=== SHORT PROBLEM ===
Copy every line of the records below verbatim, keeping all characters, spacing, and line order unchanged.
▼
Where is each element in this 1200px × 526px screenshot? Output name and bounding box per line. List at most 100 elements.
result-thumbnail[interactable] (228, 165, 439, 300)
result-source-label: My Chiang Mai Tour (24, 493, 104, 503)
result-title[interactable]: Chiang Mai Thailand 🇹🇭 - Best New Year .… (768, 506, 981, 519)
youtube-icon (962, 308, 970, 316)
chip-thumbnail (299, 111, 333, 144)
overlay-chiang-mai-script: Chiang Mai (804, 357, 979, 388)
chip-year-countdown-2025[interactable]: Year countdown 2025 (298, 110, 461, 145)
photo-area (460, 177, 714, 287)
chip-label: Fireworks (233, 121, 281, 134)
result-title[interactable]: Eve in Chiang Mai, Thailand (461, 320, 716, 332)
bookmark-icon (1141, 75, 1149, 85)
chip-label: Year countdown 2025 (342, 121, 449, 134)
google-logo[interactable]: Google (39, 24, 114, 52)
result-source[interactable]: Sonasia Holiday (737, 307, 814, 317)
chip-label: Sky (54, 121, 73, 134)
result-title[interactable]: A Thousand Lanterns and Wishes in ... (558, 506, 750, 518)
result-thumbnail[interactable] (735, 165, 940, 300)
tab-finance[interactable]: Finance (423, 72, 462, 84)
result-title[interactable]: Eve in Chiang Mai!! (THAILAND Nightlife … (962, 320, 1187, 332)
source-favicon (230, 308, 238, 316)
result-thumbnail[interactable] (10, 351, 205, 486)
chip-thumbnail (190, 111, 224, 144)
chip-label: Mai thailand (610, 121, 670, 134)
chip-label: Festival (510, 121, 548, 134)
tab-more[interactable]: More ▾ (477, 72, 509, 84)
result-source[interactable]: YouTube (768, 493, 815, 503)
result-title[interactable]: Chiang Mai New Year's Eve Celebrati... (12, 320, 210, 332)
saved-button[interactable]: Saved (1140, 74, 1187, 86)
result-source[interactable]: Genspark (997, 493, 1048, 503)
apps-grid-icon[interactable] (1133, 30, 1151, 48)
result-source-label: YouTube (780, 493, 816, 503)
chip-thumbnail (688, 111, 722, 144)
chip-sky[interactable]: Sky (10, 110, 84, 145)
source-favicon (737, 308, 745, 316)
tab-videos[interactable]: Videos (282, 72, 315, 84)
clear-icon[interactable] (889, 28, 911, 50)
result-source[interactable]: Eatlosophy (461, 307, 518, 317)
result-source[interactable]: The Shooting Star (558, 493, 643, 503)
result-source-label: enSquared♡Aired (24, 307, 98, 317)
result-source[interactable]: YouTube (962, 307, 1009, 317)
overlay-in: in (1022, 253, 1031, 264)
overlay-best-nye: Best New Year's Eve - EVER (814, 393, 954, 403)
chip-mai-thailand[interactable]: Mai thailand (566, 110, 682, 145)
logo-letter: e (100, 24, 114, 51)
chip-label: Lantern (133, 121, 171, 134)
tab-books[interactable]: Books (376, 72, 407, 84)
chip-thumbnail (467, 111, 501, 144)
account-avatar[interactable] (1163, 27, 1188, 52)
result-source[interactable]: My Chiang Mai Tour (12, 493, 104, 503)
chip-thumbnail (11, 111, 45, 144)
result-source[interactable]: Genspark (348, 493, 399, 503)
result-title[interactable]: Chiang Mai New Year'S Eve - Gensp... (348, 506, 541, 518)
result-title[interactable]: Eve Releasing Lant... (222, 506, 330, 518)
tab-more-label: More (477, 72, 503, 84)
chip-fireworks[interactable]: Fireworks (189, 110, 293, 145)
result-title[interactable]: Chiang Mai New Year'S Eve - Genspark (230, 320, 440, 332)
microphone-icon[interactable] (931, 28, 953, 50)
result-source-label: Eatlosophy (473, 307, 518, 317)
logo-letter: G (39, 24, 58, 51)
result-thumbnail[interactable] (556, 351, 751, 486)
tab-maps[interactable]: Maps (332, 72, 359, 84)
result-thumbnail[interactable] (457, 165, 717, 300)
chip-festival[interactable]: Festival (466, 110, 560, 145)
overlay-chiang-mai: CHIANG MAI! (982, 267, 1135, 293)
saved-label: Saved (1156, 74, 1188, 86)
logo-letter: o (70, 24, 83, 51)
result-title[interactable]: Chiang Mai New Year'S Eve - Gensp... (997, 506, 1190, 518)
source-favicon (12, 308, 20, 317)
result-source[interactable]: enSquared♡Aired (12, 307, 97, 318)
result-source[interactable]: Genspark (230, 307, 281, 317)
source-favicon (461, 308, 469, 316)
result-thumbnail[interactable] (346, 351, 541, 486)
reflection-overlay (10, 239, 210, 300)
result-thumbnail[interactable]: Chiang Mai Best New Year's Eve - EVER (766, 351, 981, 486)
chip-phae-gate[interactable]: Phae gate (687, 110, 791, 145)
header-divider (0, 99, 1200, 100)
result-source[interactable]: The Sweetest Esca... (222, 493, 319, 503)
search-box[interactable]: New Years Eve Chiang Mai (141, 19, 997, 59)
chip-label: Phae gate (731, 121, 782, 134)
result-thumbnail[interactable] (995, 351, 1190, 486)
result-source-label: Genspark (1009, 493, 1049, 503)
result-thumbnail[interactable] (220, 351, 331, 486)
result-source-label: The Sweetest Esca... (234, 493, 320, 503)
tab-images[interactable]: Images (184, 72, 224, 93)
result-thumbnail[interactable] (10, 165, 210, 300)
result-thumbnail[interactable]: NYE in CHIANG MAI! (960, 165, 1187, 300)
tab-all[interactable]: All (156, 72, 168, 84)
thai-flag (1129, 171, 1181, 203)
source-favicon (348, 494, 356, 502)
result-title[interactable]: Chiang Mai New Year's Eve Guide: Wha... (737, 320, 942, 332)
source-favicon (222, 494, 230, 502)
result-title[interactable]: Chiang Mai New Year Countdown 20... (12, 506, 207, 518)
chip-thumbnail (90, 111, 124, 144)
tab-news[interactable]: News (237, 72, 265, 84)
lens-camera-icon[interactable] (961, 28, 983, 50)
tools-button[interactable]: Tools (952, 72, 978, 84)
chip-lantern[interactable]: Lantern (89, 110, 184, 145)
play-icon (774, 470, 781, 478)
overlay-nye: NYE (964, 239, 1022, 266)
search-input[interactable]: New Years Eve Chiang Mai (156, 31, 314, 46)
▲
=== OUTPUT FOR THIS EXERCISE ===
Where is each element in this 1200px × 526px screenshot? Output name and bounding box per line. List at most 100 elements.
result-thumbnail[interactable] (228, 165, 439, 300)
result-source-label: My Chiang Mai Tour (24, 493, 104, 503)
result-title[interactable]: Chiang Mai Thailand 🇹🇭 - Best New Year .… (768, 506, 981, 519)
youtube-icon (962, 308, 970, 316)
chip-thumbnail (299, 111, 333, 144)
overlay-chiang-mai-script: Chiang Mai (804, 357, 979, 388)
chip-year-countdown-2025[interactable]: Year countdown 2025 (298, 110, 461, 145)
photo-area (460, 177, 714, 287)
chip-label: Fireworks (233, 121, 281, 134)
result-title[interactable]: Eve in Chiang Mai, Thailand (461, 320, 716, 332)
bookmark-icon (1141, 75, 1149, 85)
chip-label: Year countdown 2025 (342, 121, 449, 134)
google-logo[interactable]: Google (39, 24, 114, 52)
result-source[interactable]: Sonasia Holiday (737, 307, 814, 317)
chip-label: Sky (54, 121, 73, 134)
result-title[interactable]: A Thousand Lanterns and Wishes in ... (558, 506, 750, 518)
result-thumbnail[interactable] (735, 165, 940, 300)
tab-finance[interactable]: Finance (423, 72, 462, 84)
result-title[interactable]: Eve in Chiang Mai!! (THAILAND Nightlife … (962, 320, 1187, 332)
source-favicon (230, 308, 238, 316)
result-thumbnail[interactable] (10, 351, 205, 486)
chip-thumbnail (190, 111, 224, 144)
chip-label: Mai thailand (610, 121, 670, 134)
chip-label: Festival (510, 121, 548, 134)
tab-more[interactable]: More ▾ (477, 72, 509, 84)
result-source[interactable]: YouTube (768, 493, 815, 503)
result-title[interactable]: Chiang Mai New Year's Eve Celebrati... (12, 320, 210, 332)
saved-button[interactable]: Saved (1140, 74, 1187, 86)
result-source[interactable]: Genspark (997, 493, 1048, 503)
apps-grid-icon[interactable] (1133, 30, 1151, 48)
result-source-label: YouTube (780, 493, 816, 503)
chip-thumbnail (688, 111, 722, 144)
chip-sky[interactable]: Sky (10, 110, 84, 145)
source-favicon (737, 308, 745, 316)
tab-videos[interactable]: Videos (282, 72, 315, 84)
clear-icon[interactable] (889, 28, 911, 50)
result-source[interactable]: Eatlosophy (461, 307, 518, 317)
result-source[interactable]: The Shooting Star (558, 493, 643, 503)
result-source-label: enSquared♡Aired (24, 307, 98, 317)
result-source[interactable]: YouTube (962, 307, 1009, 317)
overlay-in: in (1022, 253, 1031, 264)
overlay-best-nye: Best New Year's Eve - EVER (814, 393, 954, 403)
chip-mai-thailand[interactable]: Mai thailand (566, 110, 682, 145)
logo-letter: e (100, 24, 114, 51)
chip-label: Lantern (133, 121, 171, 134)
tab-books[interactable]: Books (376, 72, 407, 84)
chip-thumbnail (467, 111, 501, 144)
account-avatar[interactable] (1163, 27, 1188, 52)
result-source[interactable]: My Chiang Mai Tour (12, 493, 104, 503)
chip-thumbnail (11, 111, 45, 144)
result-source[interactable]: Genspark (348, 493, 399, 503)
result-title[interactable]: Chiang Mai New Year'S Eve - Gensp... (348, 506, 541, 518)
result-title[interactable]: Eve Releasing Lant... (222, 506, 330, 518)
tab-more-label: More (477, 72, 503, 84)
chip-fireworks[interactable]: Fireworks (189, 110, 293, 145)
result-title[interactable]: Chiang Mai New Year'S Eve - Genspark (230, 320, 440, 332)
microphone-icon[interactable] (931, 28, 953, 50)
result-source-label: Eatlosophy (473, 307, 518, 317)
logo-letter: G (39, 24, 58, 51)
result-thumbnail[interactable] (556, 351, 751, 486)
tab-maps[interactable]: Maps (332, 72, 359, 84)
result-thumbnail[interactable] (457, 165, 717, 300)
chip-festival[interactable]: Festival (466, 110, 560, 145)
overlay-chiang-mai: CHIANG MAI! (982, 267, 1135, 293)
saved-label: Saved (1156, 74, 1188, 86)
logo-letter: o (70, 24, 83, 51)
result-title[interactable]: Chiang Mai New Year'S Eve - Gensp... (997, 506, 1190, 518)
source-favicon (12, 308, 20, 317)
result-source[interactable]: enSquared♡Aired (12, 307, 97, 318)
result-source[interactable]: Genspark (230, 307, 281, 317)
source-favicon (461, 308, 469, 316)
result-thumbnail[interactable] (346, 351, 541, 486)
reflection-overlay (10, 239, 210, 300)
result-thumbnail[interactable]: Chiang Mai Best New Year's Eve - EVER (766, 351, 981, 486)
chip-phae-gate[interactable]: Phae gate (687, 110, 791, 145)
header-divider (0, 99, 1200, 100)
result-source[interactable]: The Sweetest Esca... (222, 493, 319, 503)
search-box[interactable]: New Years Eve Chiang Mai (141, 19, 997, 59)
chip-label: Phae gate (731, 121, 782, 134)
result-thumbnail[interactable] (995, 351, 1190, 486)
result-source-label: Genspark (1009, 493, 1049, 503)
result-thumbnail[interactable] (220, 351, 331, 486)
result-source-label: The Sweetest Esca... (234, 493, 320, 503)
tab-images[interactable]: Images (184, 72, 224, 93)
result-thumbnail[interactable] (10, 165, 210, 300)
result-thumbnail[interactable]: NYE in CHIANG MAI! (960, 165, 1187, 300)
tab-all[interactable]: All (156, 72, 168, 84)
thai-flag (1129, 171, 1181, 203)
source-favicon (348, 494, 356, 502)
result-title[interactable]: Chiang Mai New Year's Eve Guide: Wha... (737, 320, 942, 332)
source-favicon (222, 494, 230, 502)
result-title[interactable]: Chiang Mai New Year Countdown 20... (12, 506, 207, 518)
chip-thumbnail (90, 111, 124, 144)
tab-news[interactable]: News (237, 72, 265, 84)
lens-camera-icon[interactable] (961, 28, 983, 50)
tools-button[interactable]: Tools (952, 72, 978, 84)
chip-lantern[interactable]: Lantern (89, 110, 184, 145)
play-icon (774, 470, 781, 478)
overlay-nye: NYE (964, 239, 1022, 266)
search-input[interactable]: New Years Eve Chiang Mai (156, 31, 314, 46)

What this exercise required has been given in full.